--- start Records provided ---
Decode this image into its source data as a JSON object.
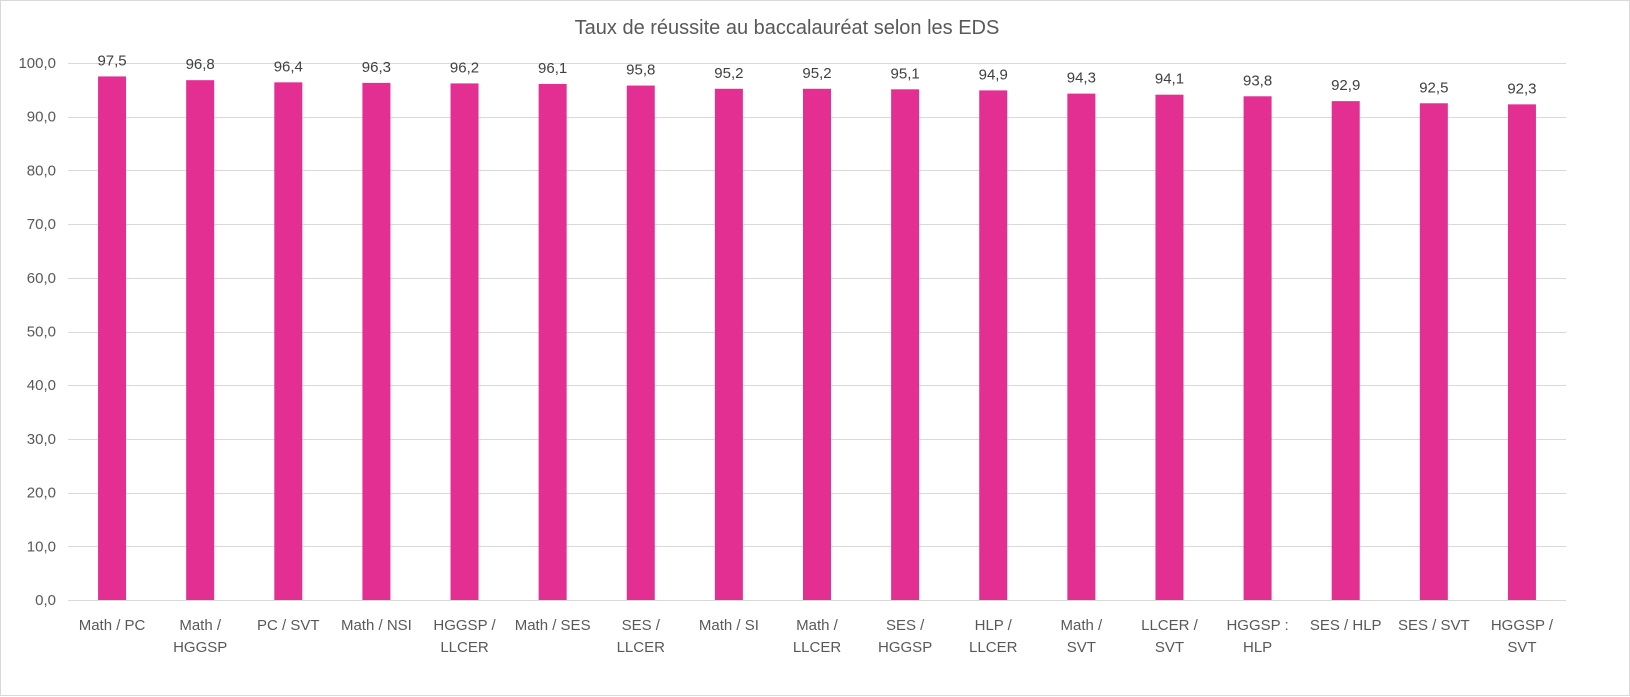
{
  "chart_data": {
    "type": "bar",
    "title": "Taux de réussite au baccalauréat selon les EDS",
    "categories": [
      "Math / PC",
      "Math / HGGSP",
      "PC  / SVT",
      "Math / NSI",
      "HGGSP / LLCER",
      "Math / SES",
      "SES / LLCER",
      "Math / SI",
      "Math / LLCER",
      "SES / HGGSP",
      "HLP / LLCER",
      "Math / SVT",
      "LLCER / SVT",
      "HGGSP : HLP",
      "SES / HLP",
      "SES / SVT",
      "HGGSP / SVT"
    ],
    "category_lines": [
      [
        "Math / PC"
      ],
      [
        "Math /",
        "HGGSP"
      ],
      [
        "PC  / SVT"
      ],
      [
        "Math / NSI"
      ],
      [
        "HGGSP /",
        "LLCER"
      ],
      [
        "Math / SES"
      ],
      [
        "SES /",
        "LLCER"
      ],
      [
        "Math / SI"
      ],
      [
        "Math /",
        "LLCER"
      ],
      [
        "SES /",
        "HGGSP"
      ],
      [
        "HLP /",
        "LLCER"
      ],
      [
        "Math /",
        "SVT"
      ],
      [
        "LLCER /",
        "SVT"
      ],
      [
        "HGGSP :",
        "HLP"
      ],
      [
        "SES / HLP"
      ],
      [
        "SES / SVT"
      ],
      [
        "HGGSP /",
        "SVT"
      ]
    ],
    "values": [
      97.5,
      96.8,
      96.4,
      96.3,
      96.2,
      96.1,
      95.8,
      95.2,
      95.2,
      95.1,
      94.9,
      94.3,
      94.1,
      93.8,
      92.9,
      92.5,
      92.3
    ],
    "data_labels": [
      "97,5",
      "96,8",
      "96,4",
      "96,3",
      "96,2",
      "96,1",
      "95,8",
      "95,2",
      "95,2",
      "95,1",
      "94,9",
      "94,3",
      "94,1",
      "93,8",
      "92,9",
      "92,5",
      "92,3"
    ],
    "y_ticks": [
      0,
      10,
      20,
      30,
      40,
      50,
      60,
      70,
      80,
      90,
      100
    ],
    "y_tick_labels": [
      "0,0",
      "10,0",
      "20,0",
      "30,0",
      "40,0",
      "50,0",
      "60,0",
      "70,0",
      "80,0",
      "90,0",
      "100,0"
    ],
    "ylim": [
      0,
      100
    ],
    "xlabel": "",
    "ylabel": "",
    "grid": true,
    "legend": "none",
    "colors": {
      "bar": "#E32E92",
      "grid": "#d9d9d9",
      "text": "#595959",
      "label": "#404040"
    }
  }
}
--- end Records provided ---
• Required task
Restate each line of the records exactly; pictures do not belong in the copy.

• Written response
Decode this image into its source data as a JSON object.
{
  "chart_data": {
    "type": "bar",
    "title": "Taux de réussite au baccalauréat selon les EDS",
    "categories": [
      "Math / PC",
      "Math / HGGSP",
      "PC  / SVT",
      "Math / NSI",
      "HGGSP / LLCER",
      "Math / SES",
      "SES / LLCER",
      "Math / SI",
      "Math / LLCER",
      "SES / HGGSP",
      "HLP / LLCER",
      "Math / SVT",
      "LLCER / SVT",
      "HGGSP : HLP",
      "SES / HLP",
      "SES / SVT",
      "HGGSP / SVT"
    ],
    "category_lines": [
      [
        "Math / PC"
      ],
      [
        "Math /",
        "HGGSP"
      ],
      [
        "PC  / SVT"
      ],
      [
        "Math / NSI"
      ],
      [
        "HGGSP /",
        "LLCER"
      ],
      [
        "Math / SES"
      ],
      [
        "SES /",
        "LLCER"
      ],
      [
        "Math / SI"
      ],
      [
        "Math /",
        "LLCER"
      ],
      [
        "SES /",
        "HGGSP"
      ],
      [
        "HLP /",
        "LLCER"
      ],
      [
        "Math /",
        "SVT"
      ],
      [
        "LLCER /",
        "SVT"
      ],
      [
        "HGGSP :",
        "HLP"
      ],
      [
        "SES / HLP"
      ],
      [
        "SES / SVT"
      ],
      [
        "HGGSP /",
        "SVT"
      ]
    ],
    "values": [
      97.5,
      96.8,
      96.4,
      96.3,
      96.2,
      96.1,
      95.8,
      95.2,
      95.2,
      95.1,
      94.9,
      94.3,
      94.1,
      93.8,
      92.9,
      92.5,
      92.3
    ],
    "data_labels": [
      "97,5",
      "96,8",
      "96,4",
      "96,3",
      "96,2",
      "96,1",
      "95,8",
      "95,2",
      "95,2",
      "95,1",
      "94,9",
      "94,3",
      "94,1",
      "93,8",
      "92,9",
      "92,5",
      "92,3"
    ],
    "y_ticks": [
      0,
      10,
      20,
      30,
      40,
      50,
      60,
      70,
      80,
      90,
      100
    ],
    "y_tick_labels": [
      "0,0",
      "10,0",
      "20,0",
      "30,0",
      "40,0",
      "50,0",
      "60,0",
      "70,0",
      "80,0",
      "90,0",
      "100,0"
    ],
    "ylim": [
      0,
      100
    ],
    "xlabel": "",
    "ylabel": "",
    "grid": true,
    "legend": "none",
    "colors": {
      "bar": "#E32E92",
      "grid": "#d9d9d9",
      "text": "#595959",
      "label": "#404040"
    }
  }
}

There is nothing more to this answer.